### Supplied text
START
OGJ Focus: Thermodynamics help determine underlying black powder processes

Jan. 25, 2010
Thermodynamics can assist with understanding the underlying chemical processes of internal corrosion and black powder formation in dry gas pipelines.

Based on an article published in the Saudi Aramco Journal of Technology, Fall 2009.

Thermodynamics can assist with understanding the underlying chemical processes of internal corrosion and black powder formation in dry gas pipelines. This is the case despite the presence of a wide range of corrosion products (iron oxides, iron carbonates, and elemental sulfur) sampled from the pipelines suggesting nonhomogeneous processes at play that are not thermodynamically controlled.

Intermittent ingress of oxygen from process upsets and cyclical wet-dry conditions resulting from process upsets and seasonal temperature changes are the main cause of these corrosion products, complicating the task of correlating the iron phases obtained at well-defined thermodynamic experimental conditions to the composition of the black powder formed in the pipelines at varying field conditions.

Background

The product of reactions between the steel of natural gas pipelines and components in processed natural gas concerns the gas industry. This corrosion product, commonly referred to as black powder, is a mix of iron oxides, sulfides, and carbonates, which causes erosion in valves and must be periodically removed by pigging the pipelines.1-4 Black powder samples collected from Saudi Aramco sales gas pipelines showed only the presence of iron oxides and carbonates (Table 1).4

Nonuniform conditions in the pipeline complicate understanding the mechanisms for black powder formation. Water content and dewpoints, H2S and CO2 concentrations, and the presence of oxygen all affect formation.
END
### Prompt
Write the next part of the article on black powder formation in dry gas pipelines, picking up after its final sentence. The records that come next have no connection to the article on black powder in gas pipelines.

### Data provided
START
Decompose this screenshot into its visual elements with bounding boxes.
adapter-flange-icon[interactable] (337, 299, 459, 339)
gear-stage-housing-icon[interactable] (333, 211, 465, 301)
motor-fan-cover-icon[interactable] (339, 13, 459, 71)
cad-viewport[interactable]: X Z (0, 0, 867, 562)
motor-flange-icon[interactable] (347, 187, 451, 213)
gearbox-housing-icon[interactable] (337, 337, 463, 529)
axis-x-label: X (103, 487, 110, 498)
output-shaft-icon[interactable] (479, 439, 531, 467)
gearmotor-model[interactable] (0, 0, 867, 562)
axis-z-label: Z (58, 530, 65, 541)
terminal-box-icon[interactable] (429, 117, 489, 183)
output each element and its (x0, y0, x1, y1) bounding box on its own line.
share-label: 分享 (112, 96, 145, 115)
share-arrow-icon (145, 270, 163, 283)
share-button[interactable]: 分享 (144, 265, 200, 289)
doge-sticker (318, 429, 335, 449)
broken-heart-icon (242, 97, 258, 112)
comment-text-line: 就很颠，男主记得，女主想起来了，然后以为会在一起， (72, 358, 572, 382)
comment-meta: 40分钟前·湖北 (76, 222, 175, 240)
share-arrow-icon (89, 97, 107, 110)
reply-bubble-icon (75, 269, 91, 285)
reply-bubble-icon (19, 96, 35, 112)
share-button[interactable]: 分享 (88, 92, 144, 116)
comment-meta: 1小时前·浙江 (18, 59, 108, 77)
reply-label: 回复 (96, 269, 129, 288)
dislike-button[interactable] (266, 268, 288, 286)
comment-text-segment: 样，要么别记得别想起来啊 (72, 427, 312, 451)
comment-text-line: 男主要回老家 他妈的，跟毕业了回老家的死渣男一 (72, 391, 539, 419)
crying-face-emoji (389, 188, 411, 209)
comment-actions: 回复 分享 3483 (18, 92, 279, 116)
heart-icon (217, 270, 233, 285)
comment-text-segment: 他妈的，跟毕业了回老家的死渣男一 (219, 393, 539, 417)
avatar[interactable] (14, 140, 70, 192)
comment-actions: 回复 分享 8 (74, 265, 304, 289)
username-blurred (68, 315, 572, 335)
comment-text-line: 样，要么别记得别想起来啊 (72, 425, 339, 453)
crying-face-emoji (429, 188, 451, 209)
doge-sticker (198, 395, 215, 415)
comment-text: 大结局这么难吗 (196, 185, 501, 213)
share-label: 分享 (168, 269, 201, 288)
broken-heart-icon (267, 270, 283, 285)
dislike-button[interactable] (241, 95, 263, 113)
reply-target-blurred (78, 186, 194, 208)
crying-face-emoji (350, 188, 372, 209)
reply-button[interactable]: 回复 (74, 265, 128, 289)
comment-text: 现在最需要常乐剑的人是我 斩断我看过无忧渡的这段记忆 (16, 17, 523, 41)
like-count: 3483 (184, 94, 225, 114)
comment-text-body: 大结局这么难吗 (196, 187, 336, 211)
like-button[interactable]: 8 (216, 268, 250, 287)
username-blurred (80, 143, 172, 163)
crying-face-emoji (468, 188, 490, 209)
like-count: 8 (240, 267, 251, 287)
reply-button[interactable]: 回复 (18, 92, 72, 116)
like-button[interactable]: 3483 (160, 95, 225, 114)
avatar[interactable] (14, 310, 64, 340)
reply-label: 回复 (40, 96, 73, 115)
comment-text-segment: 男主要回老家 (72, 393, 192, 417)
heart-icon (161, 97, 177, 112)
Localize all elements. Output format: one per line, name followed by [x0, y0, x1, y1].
END
START
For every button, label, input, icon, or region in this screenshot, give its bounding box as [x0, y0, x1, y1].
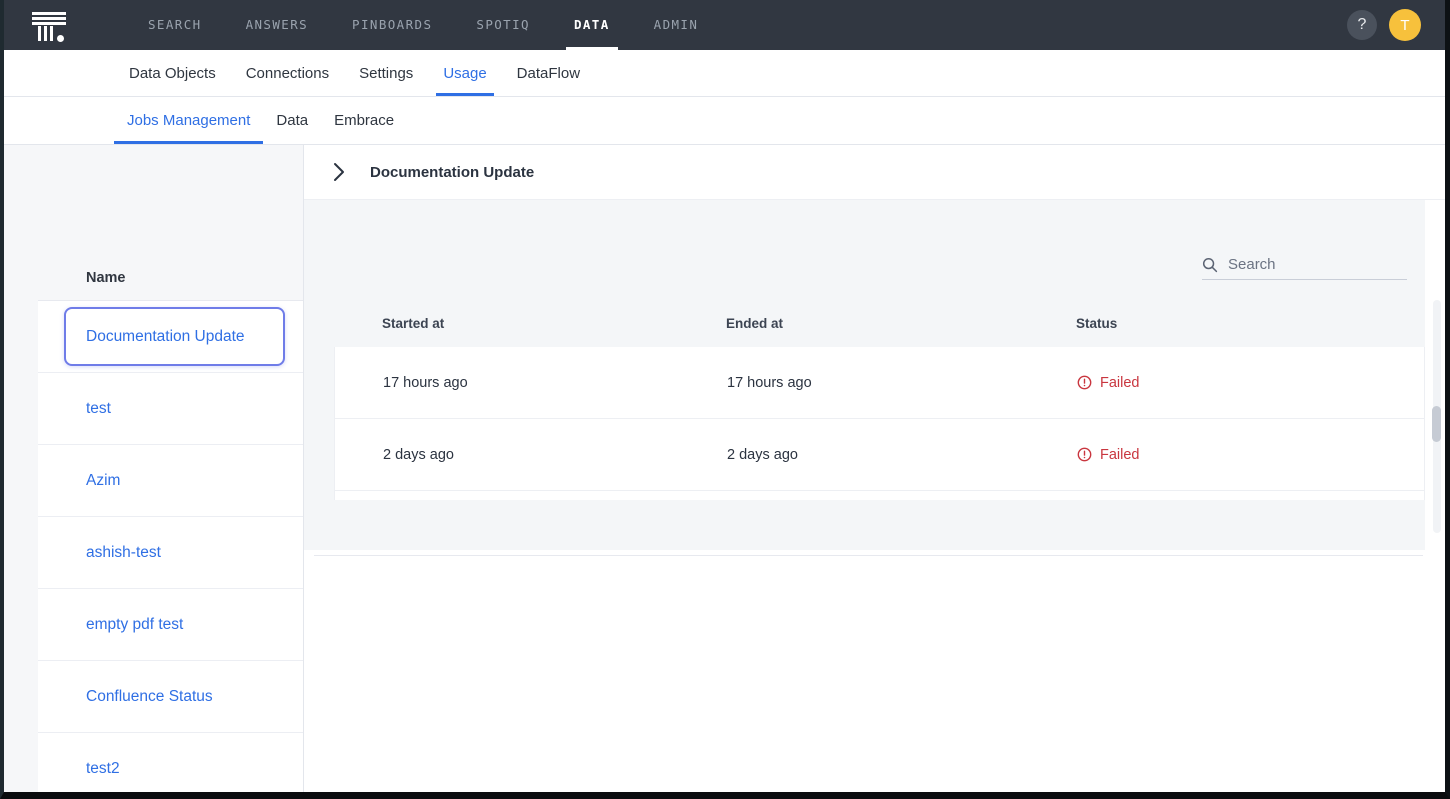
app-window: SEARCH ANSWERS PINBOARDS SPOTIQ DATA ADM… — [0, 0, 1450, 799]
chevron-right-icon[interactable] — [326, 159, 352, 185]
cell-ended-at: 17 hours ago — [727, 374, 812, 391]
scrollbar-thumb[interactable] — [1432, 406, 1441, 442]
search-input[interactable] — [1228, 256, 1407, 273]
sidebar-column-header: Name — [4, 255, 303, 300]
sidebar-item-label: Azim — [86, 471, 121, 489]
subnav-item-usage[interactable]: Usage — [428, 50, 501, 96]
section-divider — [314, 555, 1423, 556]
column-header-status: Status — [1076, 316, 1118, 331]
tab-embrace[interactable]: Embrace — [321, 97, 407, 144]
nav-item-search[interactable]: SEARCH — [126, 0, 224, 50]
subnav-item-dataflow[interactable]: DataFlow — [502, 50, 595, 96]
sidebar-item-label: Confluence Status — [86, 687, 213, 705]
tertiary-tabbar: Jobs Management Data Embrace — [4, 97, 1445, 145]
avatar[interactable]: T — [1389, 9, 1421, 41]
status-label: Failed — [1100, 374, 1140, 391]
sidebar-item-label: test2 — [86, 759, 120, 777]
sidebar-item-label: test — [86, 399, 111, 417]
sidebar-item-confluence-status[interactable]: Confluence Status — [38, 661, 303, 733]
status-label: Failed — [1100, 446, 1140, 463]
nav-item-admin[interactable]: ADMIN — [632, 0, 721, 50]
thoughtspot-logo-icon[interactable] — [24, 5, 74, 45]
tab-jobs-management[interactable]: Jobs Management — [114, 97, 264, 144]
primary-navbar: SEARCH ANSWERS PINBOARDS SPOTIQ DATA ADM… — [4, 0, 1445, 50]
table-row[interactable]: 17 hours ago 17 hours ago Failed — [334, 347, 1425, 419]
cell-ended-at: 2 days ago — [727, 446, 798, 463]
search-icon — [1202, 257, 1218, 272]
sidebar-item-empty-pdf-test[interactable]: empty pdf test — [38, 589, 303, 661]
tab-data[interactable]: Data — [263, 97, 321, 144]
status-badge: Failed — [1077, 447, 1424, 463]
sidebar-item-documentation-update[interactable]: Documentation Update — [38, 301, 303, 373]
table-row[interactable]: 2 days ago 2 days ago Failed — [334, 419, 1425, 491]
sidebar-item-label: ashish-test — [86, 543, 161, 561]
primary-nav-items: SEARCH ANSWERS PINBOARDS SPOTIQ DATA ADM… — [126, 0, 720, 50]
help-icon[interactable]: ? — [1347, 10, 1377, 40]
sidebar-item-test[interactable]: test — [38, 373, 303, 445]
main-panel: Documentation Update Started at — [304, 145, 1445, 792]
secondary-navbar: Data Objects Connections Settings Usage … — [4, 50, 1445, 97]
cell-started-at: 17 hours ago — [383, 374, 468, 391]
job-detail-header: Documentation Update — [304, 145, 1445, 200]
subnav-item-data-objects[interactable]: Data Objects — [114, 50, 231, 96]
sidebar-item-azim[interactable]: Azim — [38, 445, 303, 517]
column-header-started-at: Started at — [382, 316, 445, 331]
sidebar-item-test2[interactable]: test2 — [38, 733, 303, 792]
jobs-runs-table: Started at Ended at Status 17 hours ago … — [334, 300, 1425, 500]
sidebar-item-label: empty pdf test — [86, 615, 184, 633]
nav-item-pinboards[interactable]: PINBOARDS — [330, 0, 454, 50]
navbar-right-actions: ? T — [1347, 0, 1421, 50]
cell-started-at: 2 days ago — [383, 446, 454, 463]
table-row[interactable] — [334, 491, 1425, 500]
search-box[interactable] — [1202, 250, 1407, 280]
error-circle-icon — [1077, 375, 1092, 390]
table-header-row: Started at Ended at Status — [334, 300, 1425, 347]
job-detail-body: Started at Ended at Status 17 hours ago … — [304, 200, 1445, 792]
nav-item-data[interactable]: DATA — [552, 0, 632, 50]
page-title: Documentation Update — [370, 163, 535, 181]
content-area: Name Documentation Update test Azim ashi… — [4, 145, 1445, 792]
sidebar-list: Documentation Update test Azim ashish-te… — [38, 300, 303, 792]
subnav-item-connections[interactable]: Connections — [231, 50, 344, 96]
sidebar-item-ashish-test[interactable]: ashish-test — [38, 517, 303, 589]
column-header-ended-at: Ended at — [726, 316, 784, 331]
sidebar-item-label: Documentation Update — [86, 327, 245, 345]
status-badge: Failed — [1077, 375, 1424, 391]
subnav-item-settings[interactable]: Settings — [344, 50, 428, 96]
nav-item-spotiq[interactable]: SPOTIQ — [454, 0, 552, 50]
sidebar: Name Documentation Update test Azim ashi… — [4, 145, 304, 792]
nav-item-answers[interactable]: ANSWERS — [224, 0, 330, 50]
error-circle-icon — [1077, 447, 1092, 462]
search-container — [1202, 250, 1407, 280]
END
### Output for this exercise
Water dewpoints were calculated under several operating parameters to determine which iron ion species would be predominant in the aqueous environment.

One of the main thrusts of this article's thermodynamic analysis was understanding, in sales gas with oxygen ingress, the predominance of iron oxide phases (magnetite-Fe3O4 and FeOOH) in the collected black powder, knowing from the literature5-7 to expect FeCO3 as the dominant species.

Iron oxide's predominance reflects the complexity of the corrosion problem caused by changing conditions in the gas phase (such as oxygen ingress or changes in the H2S, CO2, or H2O levels), the effect of kinetics on the reaction of pipeline steel with the solution, and the subsequent potential conversion of reaction products in a dry environment (i.e., the conversion of FeCO3 to Fe3O4).

The lack of definition regarding the specific location and time at which the black powder formed further complicates analysis. Analyzed samples instead represent the sum of black powder products formed at varying locations and times along the pipeline (i.e., water condensation might have occurred only at low points and for a few hours during the winter season, or oxygen ingress took place at low-pressure points, etc.).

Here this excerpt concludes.